GIVEN INFORMATION -
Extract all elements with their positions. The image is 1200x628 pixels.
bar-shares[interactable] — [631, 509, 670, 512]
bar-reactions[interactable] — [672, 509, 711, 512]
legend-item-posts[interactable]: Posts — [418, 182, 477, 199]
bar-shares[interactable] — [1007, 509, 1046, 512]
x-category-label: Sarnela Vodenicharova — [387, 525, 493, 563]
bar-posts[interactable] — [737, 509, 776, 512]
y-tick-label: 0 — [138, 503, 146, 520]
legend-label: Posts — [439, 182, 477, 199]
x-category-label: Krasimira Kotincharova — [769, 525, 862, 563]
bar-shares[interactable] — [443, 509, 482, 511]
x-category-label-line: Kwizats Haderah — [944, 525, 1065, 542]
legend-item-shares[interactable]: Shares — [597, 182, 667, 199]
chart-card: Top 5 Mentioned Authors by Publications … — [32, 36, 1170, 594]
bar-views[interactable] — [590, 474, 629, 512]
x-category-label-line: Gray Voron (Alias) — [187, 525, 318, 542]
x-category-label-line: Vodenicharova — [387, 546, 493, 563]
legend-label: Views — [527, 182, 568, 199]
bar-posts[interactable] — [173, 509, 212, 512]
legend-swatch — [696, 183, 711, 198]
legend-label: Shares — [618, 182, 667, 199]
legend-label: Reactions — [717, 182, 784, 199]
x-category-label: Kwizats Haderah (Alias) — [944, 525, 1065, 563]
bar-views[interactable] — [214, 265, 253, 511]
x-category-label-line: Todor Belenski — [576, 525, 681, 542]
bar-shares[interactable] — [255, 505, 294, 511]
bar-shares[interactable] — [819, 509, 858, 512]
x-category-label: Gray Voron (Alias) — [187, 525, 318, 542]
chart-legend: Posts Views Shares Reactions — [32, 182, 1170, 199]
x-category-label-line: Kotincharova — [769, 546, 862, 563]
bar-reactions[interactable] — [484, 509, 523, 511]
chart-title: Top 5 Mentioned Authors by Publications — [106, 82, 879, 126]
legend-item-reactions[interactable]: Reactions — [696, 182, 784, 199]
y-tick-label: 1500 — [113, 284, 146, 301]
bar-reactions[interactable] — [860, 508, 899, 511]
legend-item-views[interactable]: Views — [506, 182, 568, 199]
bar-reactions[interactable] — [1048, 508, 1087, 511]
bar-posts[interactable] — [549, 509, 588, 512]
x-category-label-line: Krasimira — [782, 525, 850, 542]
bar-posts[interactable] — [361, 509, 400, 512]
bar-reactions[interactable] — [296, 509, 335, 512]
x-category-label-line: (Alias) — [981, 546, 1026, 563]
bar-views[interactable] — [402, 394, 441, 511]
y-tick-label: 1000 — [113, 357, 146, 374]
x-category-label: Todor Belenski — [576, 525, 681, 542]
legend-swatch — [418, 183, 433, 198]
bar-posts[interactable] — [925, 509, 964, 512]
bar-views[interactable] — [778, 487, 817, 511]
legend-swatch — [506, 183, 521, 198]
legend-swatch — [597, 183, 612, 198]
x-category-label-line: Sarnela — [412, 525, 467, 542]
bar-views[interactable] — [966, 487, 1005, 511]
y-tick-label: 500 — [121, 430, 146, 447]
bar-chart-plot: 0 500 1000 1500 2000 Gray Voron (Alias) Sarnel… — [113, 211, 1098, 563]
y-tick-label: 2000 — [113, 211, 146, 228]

WHAT YOU NEED TO DO - How many lines in the entries above contain the word "Mentioned" with the same capitalization? Give only the number.

FULL SOLUTION - 2